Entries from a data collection
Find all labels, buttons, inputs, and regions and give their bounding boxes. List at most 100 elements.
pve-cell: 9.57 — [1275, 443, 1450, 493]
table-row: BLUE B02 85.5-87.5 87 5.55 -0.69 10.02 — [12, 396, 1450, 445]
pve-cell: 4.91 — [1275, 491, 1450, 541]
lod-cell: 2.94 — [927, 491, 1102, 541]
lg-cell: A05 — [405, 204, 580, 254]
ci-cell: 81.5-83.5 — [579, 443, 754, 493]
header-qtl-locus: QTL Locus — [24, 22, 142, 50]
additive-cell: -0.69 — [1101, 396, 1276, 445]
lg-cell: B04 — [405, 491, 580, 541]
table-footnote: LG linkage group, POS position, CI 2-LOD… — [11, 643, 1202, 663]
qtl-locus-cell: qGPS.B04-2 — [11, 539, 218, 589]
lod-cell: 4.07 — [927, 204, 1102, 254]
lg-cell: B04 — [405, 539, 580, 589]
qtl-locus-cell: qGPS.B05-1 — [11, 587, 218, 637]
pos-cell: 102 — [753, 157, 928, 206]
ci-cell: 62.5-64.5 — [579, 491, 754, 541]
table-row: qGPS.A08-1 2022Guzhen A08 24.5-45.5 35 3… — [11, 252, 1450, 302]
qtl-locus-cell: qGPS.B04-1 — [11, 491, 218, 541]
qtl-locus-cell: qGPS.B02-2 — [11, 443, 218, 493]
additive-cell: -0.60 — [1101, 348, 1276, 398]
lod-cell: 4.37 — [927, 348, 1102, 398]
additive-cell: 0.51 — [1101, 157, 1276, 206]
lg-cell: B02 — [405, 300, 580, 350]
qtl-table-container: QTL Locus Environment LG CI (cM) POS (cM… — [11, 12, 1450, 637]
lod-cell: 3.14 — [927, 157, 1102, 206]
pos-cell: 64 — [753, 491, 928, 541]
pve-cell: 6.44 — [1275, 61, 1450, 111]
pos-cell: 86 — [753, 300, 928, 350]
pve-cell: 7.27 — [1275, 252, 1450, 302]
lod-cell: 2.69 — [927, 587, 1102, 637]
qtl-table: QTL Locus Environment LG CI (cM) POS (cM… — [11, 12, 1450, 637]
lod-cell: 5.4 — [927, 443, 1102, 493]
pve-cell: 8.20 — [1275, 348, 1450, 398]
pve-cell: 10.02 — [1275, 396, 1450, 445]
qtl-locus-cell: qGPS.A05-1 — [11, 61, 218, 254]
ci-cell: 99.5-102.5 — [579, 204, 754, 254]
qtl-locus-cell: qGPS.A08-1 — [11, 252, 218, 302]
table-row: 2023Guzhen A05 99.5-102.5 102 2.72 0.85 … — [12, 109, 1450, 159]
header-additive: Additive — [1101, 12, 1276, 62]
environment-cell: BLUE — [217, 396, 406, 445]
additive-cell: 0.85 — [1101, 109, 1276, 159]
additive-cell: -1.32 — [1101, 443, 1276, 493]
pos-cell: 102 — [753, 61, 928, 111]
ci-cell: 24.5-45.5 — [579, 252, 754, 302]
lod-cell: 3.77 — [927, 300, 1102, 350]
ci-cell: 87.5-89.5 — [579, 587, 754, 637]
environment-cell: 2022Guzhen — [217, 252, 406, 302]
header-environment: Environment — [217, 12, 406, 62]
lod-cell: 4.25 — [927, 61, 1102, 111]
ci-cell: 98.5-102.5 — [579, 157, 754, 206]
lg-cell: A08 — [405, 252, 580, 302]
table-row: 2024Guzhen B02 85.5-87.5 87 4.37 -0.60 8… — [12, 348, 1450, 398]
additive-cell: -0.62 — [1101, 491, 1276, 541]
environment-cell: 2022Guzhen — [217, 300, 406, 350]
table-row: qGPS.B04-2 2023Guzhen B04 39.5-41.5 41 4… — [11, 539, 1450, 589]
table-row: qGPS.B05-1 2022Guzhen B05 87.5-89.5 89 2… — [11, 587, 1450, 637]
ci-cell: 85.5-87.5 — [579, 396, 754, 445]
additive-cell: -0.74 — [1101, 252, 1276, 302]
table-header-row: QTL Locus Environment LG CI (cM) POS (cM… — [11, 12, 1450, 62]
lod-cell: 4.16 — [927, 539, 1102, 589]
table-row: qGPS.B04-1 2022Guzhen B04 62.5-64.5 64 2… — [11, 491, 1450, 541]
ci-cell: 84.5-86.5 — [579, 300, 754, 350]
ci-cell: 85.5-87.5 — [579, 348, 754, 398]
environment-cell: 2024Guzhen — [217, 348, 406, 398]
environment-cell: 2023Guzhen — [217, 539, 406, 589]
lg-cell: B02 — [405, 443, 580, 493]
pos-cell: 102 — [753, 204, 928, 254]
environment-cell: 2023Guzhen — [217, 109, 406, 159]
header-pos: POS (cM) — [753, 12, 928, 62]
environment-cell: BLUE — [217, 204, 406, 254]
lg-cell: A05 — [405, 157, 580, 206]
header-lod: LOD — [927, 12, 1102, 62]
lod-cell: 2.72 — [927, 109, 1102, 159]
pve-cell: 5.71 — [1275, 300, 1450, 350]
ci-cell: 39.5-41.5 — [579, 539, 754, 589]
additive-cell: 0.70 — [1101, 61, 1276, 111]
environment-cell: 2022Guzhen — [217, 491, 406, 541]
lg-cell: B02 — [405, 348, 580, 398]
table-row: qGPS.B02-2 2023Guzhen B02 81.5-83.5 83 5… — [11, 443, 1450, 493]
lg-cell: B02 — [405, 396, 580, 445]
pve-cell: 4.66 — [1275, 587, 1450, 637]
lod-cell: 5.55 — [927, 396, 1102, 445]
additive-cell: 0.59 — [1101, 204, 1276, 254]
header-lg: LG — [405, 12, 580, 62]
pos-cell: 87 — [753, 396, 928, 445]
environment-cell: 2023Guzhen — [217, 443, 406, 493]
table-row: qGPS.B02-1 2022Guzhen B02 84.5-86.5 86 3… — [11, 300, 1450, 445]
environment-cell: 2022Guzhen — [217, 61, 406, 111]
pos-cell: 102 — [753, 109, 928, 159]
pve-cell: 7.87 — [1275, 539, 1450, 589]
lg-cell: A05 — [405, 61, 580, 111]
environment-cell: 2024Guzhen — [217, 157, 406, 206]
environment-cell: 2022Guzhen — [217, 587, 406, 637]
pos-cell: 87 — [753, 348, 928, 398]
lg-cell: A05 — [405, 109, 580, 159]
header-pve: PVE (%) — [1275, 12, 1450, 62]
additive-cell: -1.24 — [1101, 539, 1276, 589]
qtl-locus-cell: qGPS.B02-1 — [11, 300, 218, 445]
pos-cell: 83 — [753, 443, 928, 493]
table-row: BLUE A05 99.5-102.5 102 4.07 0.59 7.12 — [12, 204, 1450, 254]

- _Given exercise_:
Please quote the stretch of entries from the start through the line that contains "additive-cell: -0.69 — [1101, 396, 1276, 445]", including both ends.

- _Final answer_:
Find all labels, buttons, inputs, and regions and give their bounding boxes. List at most 100 elements.
pve-cell: 9.57 — [1275, 443, 1450, 493]
table-row: BLUE B02 85.5-87.5 87 5.55 -0.69 10.02 — [12, 396, 1450, 445]
pve-cell: 4.91 — [1275, 491, 1450, 541]
lod-cell: 2.94 — [927, 491, 1102, 541]
lg-cell: A05 — [405, 204, 580, 254]
ci-cell: 81.5-83.5 — [579, 443, 754, 493]
header-qtl-locus: QTL Locus — [24, 22, 142, 50]
additive-cell: -0.69 — [1101, 396, 1276, 445]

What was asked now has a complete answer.